**What the task asks**
Every entry must be copied word for word.

— begin Record excerpts —

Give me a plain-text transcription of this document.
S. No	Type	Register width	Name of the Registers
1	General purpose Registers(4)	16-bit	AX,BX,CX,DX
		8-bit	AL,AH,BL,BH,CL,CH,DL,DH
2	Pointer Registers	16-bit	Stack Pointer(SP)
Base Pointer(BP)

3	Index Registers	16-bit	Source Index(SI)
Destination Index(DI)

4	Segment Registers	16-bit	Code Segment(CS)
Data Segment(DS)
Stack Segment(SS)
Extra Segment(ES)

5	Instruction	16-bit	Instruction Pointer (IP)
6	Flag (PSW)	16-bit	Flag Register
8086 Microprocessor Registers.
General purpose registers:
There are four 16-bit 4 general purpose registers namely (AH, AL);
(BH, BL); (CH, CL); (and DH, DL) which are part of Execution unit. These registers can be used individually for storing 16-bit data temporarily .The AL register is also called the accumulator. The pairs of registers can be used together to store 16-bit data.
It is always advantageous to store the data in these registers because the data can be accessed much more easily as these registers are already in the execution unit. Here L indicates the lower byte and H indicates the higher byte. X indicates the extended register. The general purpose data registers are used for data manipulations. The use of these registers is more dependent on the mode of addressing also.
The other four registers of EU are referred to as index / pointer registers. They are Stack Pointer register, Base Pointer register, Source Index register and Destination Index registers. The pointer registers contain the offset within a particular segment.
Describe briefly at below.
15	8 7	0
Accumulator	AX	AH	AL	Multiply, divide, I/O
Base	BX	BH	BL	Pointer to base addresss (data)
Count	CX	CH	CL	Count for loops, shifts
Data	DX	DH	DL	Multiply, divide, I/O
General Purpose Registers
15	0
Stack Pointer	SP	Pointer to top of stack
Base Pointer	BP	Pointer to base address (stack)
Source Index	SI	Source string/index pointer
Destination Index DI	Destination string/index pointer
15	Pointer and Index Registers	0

— end Record excerpts —

**Written response**
Give me a plain-text transcription of this document.
S. No	Type	Register width	Name of the Registers
1	General purpose Registers(4)	16-bit	AX,BX,CX,DX
		8-bit	AL,AH,BL,BH,CL,CH,DL,DH
2	Pointer Registers	16-bit	Stack Pointer(SP)
Base Pointer(BP)

3	Index Registers	16-bit	Source Index(SI)
Destination Index(DI)

4	Segment Registers	16-bit	Code Segment(CS)
Data Segment(DS)
Stack Segment(SS)
Extra Segment(ES)

5	Instruction	16-bit	Instruction Pointer (IP)
6	Flag (PSW)	16-bit	Flag Register
8086 Microprocessor Registers.
General purpose registers:
There are four 16-bit 4 general purpose registers namely (AH, AL);
(BH, BL); (CH, CL); (and DH, DL) which are part of Execution unit. These registers can be used individually for storing 16-bit data temporarily .The AL register is also called the accumulator. The pairs of registers can be used together to store 16-bit data.
It is always advantageous to store the data in these registers because the data can be accessed much more easily as these registers are already in the execution unit. Here L indicates the lower byte and H indicates the higher byte. X indicates the extended register. The general purpose data registers are used for data manipulations. The use of these registers is more dependent on the mode of addressing also.
The other four registers of EU are referred to as index / pointer registers. They are Stack Pointer register, Base Pointer register, Source Index register and Destination Index registers. The pointer registers contain the offset within a particular segment.
Describe briefly at below.
15	8 7	0
Accumulator	AX	AH	AL	Multiply, divide, I/O
Base	BX	BH	BL	Pointer to base addresss (data)
Count	CX	CH	CL	Count for loops, shifts
Data	DX	DH	DL	Multiply, divide, I/O
General Purpose Registers
15	0
Stack Pointer	SP	Pointer to top of stack
Base Pointer	BP	Pointer to base address (stack)
Source Index	SI	Source string/index pointer
Destination Index DI	Destination string/index pointer
15	Pointer and Index Registers	0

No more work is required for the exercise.